>> START

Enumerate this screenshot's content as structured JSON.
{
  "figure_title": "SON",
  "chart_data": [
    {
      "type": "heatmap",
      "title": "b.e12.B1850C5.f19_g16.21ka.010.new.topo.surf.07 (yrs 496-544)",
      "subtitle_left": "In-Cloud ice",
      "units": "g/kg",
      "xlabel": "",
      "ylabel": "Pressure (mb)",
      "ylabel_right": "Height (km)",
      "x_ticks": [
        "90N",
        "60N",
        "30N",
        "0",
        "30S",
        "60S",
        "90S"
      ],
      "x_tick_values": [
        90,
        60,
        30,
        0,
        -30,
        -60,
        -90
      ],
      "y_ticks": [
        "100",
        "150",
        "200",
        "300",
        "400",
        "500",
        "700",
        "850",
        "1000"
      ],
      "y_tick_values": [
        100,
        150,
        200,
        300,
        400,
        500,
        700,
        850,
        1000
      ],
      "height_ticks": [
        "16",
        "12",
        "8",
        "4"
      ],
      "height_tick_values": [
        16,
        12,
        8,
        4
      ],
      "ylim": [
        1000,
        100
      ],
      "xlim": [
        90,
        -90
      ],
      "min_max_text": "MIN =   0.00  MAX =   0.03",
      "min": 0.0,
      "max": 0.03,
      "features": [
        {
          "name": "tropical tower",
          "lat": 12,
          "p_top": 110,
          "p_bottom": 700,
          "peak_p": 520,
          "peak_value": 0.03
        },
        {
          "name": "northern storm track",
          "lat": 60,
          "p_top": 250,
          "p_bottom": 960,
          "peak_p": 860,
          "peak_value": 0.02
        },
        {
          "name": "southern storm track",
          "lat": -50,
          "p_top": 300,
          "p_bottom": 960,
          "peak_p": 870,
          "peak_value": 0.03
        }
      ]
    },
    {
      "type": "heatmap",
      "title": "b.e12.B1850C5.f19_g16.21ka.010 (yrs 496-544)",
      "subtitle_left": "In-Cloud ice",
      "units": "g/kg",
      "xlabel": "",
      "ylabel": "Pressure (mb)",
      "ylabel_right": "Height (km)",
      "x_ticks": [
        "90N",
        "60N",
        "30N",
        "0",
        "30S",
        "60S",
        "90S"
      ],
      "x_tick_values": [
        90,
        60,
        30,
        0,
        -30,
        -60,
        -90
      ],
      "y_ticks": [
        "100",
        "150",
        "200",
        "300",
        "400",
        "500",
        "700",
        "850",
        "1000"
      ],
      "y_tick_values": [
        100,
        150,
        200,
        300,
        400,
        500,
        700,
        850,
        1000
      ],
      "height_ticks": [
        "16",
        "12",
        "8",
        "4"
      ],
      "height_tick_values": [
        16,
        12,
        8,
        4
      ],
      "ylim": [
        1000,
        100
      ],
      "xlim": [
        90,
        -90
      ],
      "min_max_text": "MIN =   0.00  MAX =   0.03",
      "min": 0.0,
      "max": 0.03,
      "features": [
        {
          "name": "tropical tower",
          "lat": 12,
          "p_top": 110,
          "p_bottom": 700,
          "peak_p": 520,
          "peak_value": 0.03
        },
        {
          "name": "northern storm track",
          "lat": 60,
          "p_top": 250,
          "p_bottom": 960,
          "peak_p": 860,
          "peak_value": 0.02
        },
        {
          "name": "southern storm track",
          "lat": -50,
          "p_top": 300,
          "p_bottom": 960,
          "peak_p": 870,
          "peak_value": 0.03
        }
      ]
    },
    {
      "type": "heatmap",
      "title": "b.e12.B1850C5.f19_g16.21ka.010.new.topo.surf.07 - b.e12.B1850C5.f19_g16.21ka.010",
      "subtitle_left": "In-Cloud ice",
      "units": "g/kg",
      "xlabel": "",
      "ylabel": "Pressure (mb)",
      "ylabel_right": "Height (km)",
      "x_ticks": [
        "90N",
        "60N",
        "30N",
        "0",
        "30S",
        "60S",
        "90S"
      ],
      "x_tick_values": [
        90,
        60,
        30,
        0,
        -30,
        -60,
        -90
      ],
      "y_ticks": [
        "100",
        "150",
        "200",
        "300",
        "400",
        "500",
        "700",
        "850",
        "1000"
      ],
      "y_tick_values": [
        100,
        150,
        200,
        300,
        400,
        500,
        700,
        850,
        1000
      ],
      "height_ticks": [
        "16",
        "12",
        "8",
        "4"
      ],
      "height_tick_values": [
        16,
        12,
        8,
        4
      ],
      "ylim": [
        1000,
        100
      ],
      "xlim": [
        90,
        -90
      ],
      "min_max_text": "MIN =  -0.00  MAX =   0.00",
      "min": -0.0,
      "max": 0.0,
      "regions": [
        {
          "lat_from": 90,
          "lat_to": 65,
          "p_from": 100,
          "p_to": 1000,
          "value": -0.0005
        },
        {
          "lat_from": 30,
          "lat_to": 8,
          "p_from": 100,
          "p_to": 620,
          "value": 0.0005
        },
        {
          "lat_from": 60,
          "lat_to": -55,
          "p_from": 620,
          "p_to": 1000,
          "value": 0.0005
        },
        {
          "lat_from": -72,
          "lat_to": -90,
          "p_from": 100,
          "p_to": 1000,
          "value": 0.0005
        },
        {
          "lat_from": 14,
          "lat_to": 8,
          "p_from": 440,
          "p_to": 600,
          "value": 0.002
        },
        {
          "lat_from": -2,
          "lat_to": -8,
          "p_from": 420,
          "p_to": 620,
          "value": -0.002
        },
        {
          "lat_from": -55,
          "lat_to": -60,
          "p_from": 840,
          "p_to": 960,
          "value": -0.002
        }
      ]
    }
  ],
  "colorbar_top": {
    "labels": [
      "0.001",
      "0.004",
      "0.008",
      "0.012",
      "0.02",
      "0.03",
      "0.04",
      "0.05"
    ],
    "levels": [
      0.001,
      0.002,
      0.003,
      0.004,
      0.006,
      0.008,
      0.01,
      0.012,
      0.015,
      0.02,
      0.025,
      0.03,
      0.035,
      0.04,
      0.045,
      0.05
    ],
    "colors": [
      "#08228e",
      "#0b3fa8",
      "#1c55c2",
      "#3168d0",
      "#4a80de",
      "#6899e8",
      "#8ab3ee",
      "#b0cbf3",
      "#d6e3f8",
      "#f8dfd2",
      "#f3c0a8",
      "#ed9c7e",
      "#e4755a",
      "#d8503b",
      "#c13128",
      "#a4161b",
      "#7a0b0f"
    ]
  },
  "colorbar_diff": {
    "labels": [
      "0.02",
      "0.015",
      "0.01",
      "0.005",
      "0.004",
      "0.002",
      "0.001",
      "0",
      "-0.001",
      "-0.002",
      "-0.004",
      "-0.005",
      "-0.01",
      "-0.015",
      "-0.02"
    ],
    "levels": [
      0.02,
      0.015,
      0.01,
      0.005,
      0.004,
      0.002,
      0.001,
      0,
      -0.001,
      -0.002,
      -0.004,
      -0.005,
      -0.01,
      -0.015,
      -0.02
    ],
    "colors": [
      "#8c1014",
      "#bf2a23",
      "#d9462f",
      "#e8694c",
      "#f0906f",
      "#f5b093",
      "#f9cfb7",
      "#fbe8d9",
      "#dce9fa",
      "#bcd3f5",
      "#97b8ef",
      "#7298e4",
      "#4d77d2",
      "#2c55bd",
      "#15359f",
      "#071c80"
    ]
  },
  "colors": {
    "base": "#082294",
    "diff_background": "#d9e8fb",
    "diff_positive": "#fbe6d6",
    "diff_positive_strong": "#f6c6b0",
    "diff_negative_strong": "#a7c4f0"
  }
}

>> END

Your task is to repeat every line exactly.

Enumerate this screenshot's content as structured JSON.
{
  "figure_title": "SON",
  "chart_data": [
    {
      "type": "heatmap",
      "title": "b.e12.B1850C5.f19_g16.21ka.010.new.topo.surf.07 (yrs 496-544)",
      "subtitle_left": "In-Cloud ice",
      "units": "g/kg",
      "xlabel": "",
      "ylabel": "Pressure (mb)",
      "ylabel_right": "Height (km)",
      "x_ticks": [
        "90N",
        "60N",
        "30N",
        "0",
        "30S",
        "60S",
        "90S"
      ],
      "x_tick_values": [
        90,
        60,
        30,
        0,
        -30,
        -60,
        -90
      ],
      "y_ticks": [
        "100",
        "150",
        "200",
        "300",
        "400",
        "500",
        "700",
        "850",
        "1000"
      ],
      "y_tick_values": [
        100,
        150,
        200,
        300,
        400,
        500,
        700,
        850,
        1000
      ],
      "height_ticks": [
        "16",
        "12",
        "8",
        "4"
      ],
      "height_tick_values": [
        16,
        12,
        8,
        4
      ],
      "ylim": [
        1000,
        100
      ],
      "xlim": [
        90,
        -90
      ],
      "min_max_text": "MIN =   0.00  MAX =   0.03",
      "min": 0.0,
      "max": 0.03,
      "features": [
        {
          "name": "tropical tower",
          "lat": 12,
          "p_top": 110,
          "p_bottom": 700,
          "peak_p": 520,
          "peak_value": 0.03
        },
        {
          "name": "northern storm track",
          "lat": 60,
          "p_top": 250,
          "p_bottom": 960,
          "peak_p": 860,
          "peak_value": 0.02
        },
        {
          "name": "southern storm track",
          "lat": -50,
          "p_top": 300,
          "p_bottom": 960,
          "peak_p": 870,
          "peak_value": 0.03
        }
      ]
    },
    {
      "type": "heatmap",
      "title": "b.e12.B1850C5.f19_g16.21ka.010 (yrs 496-544)",
      "subtitle_left": "In-Cloud ice",
      "units": "g/kg",
      "xlabel": "",
      "ylabel": "Pressure (mb)",
      "ylabel_right": "Height (km)",
      "x_ticks": [
        "90N",
        "60N",
        "30N",
        "0",
        "30S",
        "60S",
        "90S"
      ],
      "x_tick_values": [
        90,
        60,
        30,
        0,
        -30,
        -60,
        -90
      ],
      "y_ticks": [
        "100",
        "150",
        "200",
        "300",
        "400",
        "500",
        "700",
        "850",
        "1000"
      ],
      "y_tick_values": [
        100,
        150,
        200,
        300,
        400,
        500,
        700,
        850,
        1000
      ],
      "height_ticks": [
        "16",
        "12",
        "8",
        "4"
      ],
      "height_tick_values": [
        16,
        12,
        8,
        4
      ],
      "ylim": [
        1000,
        100
      ],
      "xlim": [
        90,
        -90
      ],
      "min_max_text": "MIN =   0.00  MAX =   0.03",
      "min": 0.0,
      "max": 0.03,
      "features": [
        {
          "name": "tropical tower",
          "lat": 12,
          "p_top": 110,
          "p_bottom": 700,
          "peak_p": 520,
          "peak_value": 0.03
        },
        {
          "name": "northern storm track",
          "lat": 60,
          "p_top": 250,
          "p_bottom": 960,
          "peak_p": 860,
          "peak_value": 0.02
        },
        {
          "name": "southern storm track",
          "lat": -50,
          "p_top": 300,
          "p_bottom": 960,
          "peak_p": 870,
          "peak_value": 0.03
        }
      ]
    },
    {
      "type": "heatmap",
      "title": "b.e12.B1850C5.f19_g16.21ka.010.new.topo.surf.07 - b.e12.B1850C5.f19_g16.21ka.010",
      "subtitle_left": "In-Cloud ice",
      "units": "g/kg",
      "xlabel": "",
      "ylabel": "Pressure (mb)",
      "ylabel_right": "Height (km)",
      "x_ticks": [
        "90N",
        "60N",
        "30N",
        "0",
        "30S",
        "60S",
        "90S"
      ],
      "x_tick_values": [
        90,
        60,
        30,
        0,
        -30,
        -60,
        -90
      ],
      "y_ticks": [
        "100",
        "150",
        "200",
        "300",
        "400",
        "500",
        "700",
        "850",
        "1000"
      ],
      "y_tick_values": [
        100,
        150,
        200,
        300,
        400,
        500,
        700,
        850,
        1000
      ],
      "height_ticks": [
        "16",
        "12",
        "8",
        "4"
      ],
      "height_tick_values": [
        16,
        12,
        8,
        4
      ],
      "ylim": [
        1000,
        100
      ],
      "xlim": [
        90,
        -90
      ],
      "min_max_text": "MIN =  -0.00  MAX =   0.00",
      "min": -0.0,
      "max": 0.0,
      "regions": [
        {
          "lat_from": 90,
          "lat_to": 65,
          "p_from": 100,
          "p_to": 1000,
          "value": -0.0005
        },
        {
          "lat_from": 30,
          "lat_to": 8,
          "p_from": 100,
          "p_to": 620,
          "value": 0.0005
        },
        {
          "lat_from": 60,
          "lat_to": -55,
          "p_from": 620,
          "p_to": 1000,
          "value": 0.0005
        },
        {
          "lat_from": -72,
          "lat_to": -90,
          "p_from": 100,
          "p_to": 1000,
          "value": 0.0005
        },
        {
          "lat_from": 14,
          "lat_to": 8,
          "p_from": 440,
          "p_to": 600,
          "value": 0.002
        },
        {
          "lat_from": -2,
          "lat_to": -8,
          "p_from": 420,
          "p_to": 620,
          "value": -0.002
        },
        {
          "lat_from": -55,
          "lat_to": -60,
          "p_from": 840,
          "p_to": 960,
          "value": -0.002
        }
      ]
    }
  ],
  "colorbar_top": {
    "labels": [
      "0.001",
      "0.004",
      "0.008",
      "0.012",
      "0.02",
      "0.03",
      "0.04",
      "0.05"
    ],
    "levels": [
      0.001,
      0.002,
      0.003,
      0.004,
      0.006,
      0.008,
      0.01,
      0.012,
      0.015,
      0.02,
      0.025,
      0.03,
      0.035,
      0.04,
      0.045,
      0.05
    ],
    "colors": [
      "#08228e",
      "#0b3fa8",
      "#1c55c2",
      "#3168d0",
      "#4a80de",
      "#6899e8",
      "#8ab3ee",
      "#b0cbf3",
      "#d6e3f8",
      "#f8dfd2",
      "#f3c0a8",
      "#ed9c7e",
      "#e4755a",
      "#d8503b",
      "#c13128",
      "#a4161b",
      "#7a0b0f"
    ]
  },
  "colorbar_diff": {
    "labels": [
      "0.02",
      "0.015",
      "0.01",
      "0.005",
      "0.004",
      "0.002",
      "0.001",
      "0",
      "-0.001",
      "-0.002",
      "-0.004",
      "-0.005",
      "-0.01",
      "-0.015",
      "-0.02"
    ],
    "levels": [
      0.02,
      0.015,
      0.01,
      0.005,
      0.004,
      0.002,
      0.001,
      0,
      -0.001,
      -0.002,
      -0.004,
      -0.005,
      -0.01,
      -0.015,
      -0.02
    ],
    "colors": [
      "#8c1014",
      "#bf2a23",
      "#d9462f",
      "#e8694c",
      "#f0906f",
      "#f5b093",
      "#f9cfb7",
      "#fbe8d9",
      "#dce9fa",
      "#bcd3f5",
      "#97b8ef",
      "#7298e4",
      "#4d77d2",
      "#2c55bd",
      "#15359f",
      "#071c80"
    ]
  },
  "colors": {
    "base": "#082294",
    "diff_background": "#d9e8fb",
    "diff_positive": "#fbe6d6",
    "diff_positive_strong": "#f6c6b0",
    "diff_negative_strong": "#a7c4f0"
  }
}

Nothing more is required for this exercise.